- _Challenge_
Below are some entries. Output each one exactly as it appears.

Data records:

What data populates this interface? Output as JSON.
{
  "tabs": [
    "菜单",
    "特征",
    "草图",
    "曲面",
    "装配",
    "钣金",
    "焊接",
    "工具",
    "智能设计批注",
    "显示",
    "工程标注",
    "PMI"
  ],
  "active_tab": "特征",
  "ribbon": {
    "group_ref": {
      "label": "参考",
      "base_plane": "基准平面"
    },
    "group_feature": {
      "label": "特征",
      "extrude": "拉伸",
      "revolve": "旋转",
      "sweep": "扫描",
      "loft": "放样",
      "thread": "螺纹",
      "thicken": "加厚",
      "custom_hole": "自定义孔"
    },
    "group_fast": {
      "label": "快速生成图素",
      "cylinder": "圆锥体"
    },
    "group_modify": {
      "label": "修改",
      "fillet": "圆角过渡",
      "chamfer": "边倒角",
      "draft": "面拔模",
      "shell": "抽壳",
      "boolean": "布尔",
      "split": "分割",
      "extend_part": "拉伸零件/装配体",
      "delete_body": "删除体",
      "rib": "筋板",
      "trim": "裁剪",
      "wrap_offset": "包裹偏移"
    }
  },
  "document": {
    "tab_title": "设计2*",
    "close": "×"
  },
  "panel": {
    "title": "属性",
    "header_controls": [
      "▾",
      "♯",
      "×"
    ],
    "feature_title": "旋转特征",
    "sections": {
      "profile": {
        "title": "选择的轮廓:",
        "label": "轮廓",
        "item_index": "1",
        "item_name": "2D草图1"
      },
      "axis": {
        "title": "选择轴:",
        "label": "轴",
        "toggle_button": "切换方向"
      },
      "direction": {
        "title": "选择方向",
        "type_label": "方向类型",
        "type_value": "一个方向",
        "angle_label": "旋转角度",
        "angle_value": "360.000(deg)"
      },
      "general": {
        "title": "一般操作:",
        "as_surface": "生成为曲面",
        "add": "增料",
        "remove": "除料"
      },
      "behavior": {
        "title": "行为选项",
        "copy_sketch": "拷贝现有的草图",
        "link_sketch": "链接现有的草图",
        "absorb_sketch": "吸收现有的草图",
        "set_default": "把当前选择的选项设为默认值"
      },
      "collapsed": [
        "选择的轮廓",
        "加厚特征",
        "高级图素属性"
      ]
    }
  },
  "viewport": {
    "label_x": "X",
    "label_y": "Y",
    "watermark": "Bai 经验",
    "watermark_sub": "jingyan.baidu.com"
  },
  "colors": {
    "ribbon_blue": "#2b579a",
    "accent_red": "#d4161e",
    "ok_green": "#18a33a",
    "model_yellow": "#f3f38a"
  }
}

- _Expected output_
What data populates this interface? Output as JSON.
{
  "tabs": [
    "菜单",
    "特征",
    "草图",
    "曲面",
    "装配",
    "钣金",
    "焊接",
    "工具",
    "智能设计批注",
    "显示",
    "工程标注",
    "PMI"
  ],
  "active_tab": "特征",
  "ribbon": {
    "group_ref": {
      "label": "参考",
      "base_plane": "基准平面"
    },
    "group_feature": {
      "label": "特征",
      "extrude": "拉伸",
      "revolve": "旋转",
      "sweep": "扫描",
      "loft": "放样",
      "thread": "螺纹",
      "thicken": "加厚",
      "custom_hole": "自定义孔"
    },
    "group_fast": {
      "label": "快速生成图素",
      "cylinder": "圆锥体"
    },
    "group_modify": {
      "label": "修改",
      "fillet": "圆角过渡",
      "chamfer": "边倒角",
      "draft": "面拔模",
      "shell": "抽壳",
      "boolean": "布尔",
      "split": "分割",
      "extend_part": "拉伸零件/装配体",
      "delete_body": "删除体",
      "rib": "筋板",
      "trim": "裁剪",
      "wrap_offset": "包裹偏移"
    }
  },
  "document": {
    "tab_title": "设计2*",
    "close": "×"
  },
  "panel": {
    "title": "属性",
    "header_controls": [
      "▾",
      "♯",
      "×"
    ],
    "feature_title": "旋转特征",
    "sections": {
      "profile": {
        "title": "选择的轮廓:",
        "label": "轮廓",
        "item_index": "1",
        "item_name": "2D草图1"
      },
      "axis": {
        "title": "选择轴:",
        "label": "轴",
        "toggle_button": "切换方向"
      },
      "direction": {
        "title": "选择方向",
        "type_label": "方向类型",
        "type_value": "一个方向",
        "angle_label": "旋转角度",
        "angle_value": "360.000(deg)"
      },
      "general": {
        "title": "一般操作:",
        "as_surface": "生成为曲面",
        "add": "增料",
        "remove": "除料"
      },
      "behavior": {
        "title": "行为选项",
        "copy_sketch": "拷贝现有的草图",
        "link_sketch": "链接现有的草图",
        "absorb_sketch": "吸收现有的草图",
        "set_default": "把当前选择的选项设为默认值"
      },
      "collapsed": [
        "选择的轮廓",
        "加厚特征",
        "高级图素属性"
      ]
    }
  },
  "viewport": {
    "label_x": "X",
    "label_y": "Y",
    "watermark": "Bai 经验",
    "watermark_sub": "jingyan.baidu.com"
  },
  "colors": {
    "ribbon_blue": "#2b579a",
    "accent_red": "#d4161e",
    "ok_green": "#18a33a",
    "model_yellow": "#f3f38a"
  }
}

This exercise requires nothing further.